* [Task prompt] Each entry below is to be printed verbatim.

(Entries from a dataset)
»»

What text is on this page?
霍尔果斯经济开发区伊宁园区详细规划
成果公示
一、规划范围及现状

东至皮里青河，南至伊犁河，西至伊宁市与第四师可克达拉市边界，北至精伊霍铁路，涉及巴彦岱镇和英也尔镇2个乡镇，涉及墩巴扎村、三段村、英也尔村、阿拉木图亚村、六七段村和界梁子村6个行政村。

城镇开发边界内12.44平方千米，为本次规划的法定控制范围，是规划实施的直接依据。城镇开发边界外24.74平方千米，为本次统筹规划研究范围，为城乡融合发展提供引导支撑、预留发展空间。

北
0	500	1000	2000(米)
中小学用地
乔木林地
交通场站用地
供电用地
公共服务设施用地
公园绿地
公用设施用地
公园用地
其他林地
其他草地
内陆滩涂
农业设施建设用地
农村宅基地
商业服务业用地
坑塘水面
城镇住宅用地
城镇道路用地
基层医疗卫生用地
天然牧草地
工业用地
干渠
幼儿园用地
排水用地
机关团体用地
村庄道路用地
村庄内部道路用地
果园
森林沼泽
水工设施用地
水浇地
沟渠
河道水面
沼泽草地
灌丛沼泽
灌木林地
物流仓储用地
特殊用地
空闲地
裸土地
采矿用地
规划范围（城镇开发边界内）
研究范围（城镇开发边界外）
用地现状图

««

* [Answer to this exercise]
What text is on this page?
霍尔果斯经济开发区伊宁园区详细规划
成果公示
一、规划范围及现状

东至皮里青河，南至伊犁河，西至伊宁市与第四师可克达拉市边界，北至精伊霍铁路，涉及巴彦岱镇和英也尔镇2个乡镇，涉及墩巴扎村、三段村、英也尔村、阿拉木图亚村、六七段村和界梁子村6个行政村。

城镇开发边界内12.44平方千米，为本次规划的法定控制范围，是规划实施的直接依据。城镇开发边界外24.74平方千米，为本次统筹规划研究范围，为城乡融合发展提供引导支撑、预留发展空间。

北
0	500	1000	2000(米)
中小学用地
乔木林地
交通场站用地
供电用地
公共服务设施用地
公园绿地
公用设施用地
公园用地
其他林地
其他草地
内陆滩涂
农业设施建设用地
农村宅基地
商业服务业用地
坑塘水面
城镇住宅用地
城镇道路用地
基层医疗卫生用地
天然牧草地
工业用地
干渠
幼儿园用地
排水用地
机关团体用地
村庄道路用地
村庄内部道路用地
果园
森林沼泽
水工设施用地
水浇地
沟渠
河道水面
沼泽草地
灌丛沼泽
灌木林地
物流仓储用地
特殊用地
空闲地
裸土地
采矿用地
规划范围（城镇开发边界内）
研究范围（城镇开发边界外）
用地现状图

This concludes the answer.